### EXERCISE DIRECTIONS
Find each line in the following listing that has the string "Vlearn", then state the count and nothing else.

>> start RECORD LIST

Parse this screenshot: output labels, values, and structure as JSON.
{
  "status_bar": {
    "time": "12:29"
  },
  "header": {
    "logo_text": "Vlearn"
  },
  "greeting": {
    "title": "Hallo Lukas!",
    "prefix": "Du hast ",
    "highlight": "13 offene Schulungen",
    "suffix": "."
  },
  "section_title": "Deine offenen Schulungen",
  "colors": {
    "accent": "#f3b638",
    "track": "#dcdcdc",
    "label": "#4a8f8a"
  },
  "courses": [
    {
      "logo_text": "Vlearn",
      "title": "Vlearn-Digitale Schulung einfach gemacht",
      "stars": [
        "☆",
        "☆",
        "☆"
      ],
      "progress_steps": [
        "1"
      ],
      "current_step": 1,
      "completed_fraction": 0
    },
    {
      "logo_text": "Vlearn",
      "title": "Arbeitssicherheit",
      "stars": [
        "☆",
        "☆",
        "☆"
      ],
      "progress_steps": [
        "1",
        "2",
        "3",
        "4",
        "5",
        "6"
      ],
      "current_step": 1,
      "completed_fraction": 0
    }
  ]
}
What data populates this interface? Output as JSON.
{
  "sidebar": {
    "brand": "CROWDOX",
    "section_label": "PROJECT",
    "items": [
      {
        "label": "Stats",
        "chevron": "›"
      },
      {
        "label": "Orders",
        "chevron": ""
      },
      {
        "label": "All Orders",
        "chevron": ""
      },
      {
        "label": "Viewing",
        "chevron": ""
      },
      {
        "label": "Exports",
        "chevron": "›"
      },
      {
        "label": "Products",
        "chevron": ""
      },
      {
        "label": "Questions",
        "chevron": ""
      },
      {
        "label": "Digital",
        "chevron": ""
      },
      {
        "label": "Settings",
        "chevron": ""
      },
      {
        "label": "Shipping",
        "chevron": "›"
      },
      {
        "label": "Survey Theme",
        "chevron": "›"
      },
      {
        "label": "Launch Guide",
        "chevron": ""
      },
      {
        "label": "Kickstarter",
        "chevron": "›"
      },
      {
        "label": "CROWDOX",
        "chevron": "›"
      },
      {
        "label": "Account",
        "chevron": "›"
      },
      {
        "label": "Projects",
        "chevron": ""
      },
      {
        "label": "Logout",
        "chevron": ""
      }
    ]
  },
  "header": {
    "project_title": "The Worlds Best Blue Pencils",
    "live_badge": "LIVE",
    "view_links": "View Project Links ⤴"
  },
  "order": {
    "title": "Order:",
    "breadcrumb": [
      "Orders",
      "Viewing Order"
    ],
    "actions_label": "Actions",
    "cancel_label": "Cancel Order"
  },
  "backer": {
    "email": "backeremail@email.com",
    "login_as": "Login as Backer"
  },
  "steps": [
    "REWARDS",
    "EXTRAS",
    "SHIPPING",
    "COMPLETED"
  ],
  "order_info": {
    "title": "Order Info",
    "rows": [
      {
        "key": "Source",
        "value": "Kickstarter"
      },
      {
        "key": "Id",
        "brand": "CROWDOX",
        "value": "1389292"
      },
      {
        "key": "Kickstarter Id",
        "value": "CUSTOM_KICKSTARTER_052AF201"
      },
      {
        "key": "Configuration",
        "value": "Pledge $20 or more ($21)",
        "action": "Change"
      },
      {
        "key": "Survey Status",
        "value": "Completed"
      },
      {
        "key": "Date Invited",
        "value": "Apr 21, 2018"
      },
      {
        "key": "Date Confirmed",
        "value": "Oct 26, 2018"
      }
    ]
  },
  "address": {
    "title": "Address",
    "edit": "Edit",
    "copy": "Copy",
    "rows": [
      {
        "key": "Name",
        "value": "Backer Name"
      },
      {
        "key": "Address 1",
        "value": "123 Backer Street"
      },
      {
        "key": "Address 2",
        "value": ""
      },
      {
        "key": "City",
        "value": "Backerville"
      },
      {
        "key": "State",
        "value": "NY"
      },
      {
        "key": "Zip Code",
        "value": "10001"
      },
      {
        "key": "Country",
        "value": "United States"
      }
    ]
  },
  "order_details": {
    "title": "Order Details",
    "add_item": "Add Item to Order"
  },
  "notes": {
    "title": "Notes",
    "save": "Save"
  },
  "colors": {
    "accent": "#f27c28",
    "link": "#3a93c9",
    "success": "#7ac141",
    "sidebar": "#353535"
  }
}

>> end RECORD LIST
>> start RECORD LIST

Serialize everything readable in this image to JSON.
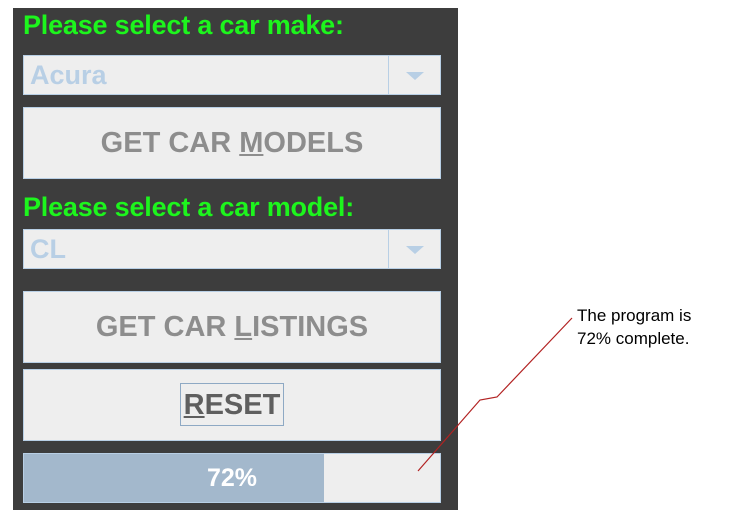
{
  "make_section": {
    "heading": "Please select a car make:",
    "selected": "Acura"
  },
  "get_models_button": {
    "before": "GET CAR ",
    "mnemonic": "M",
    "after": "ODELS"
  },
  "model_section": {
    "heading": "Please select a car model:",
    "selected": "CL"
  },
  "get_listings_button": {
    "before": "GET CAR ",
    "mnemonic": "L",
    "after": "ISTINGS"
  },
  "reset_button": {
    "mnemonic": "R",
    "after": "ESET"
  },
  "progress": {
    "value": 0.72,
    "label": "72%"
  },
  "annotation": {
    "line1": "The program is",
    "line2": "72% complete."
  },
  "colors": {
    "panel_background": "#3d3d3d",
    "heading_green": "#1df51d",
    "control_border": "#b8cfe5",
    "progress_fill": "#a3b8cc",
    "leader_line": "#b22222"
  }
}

>> end RECORD LIST

### SOLUTION TO THIS PROBLEM
4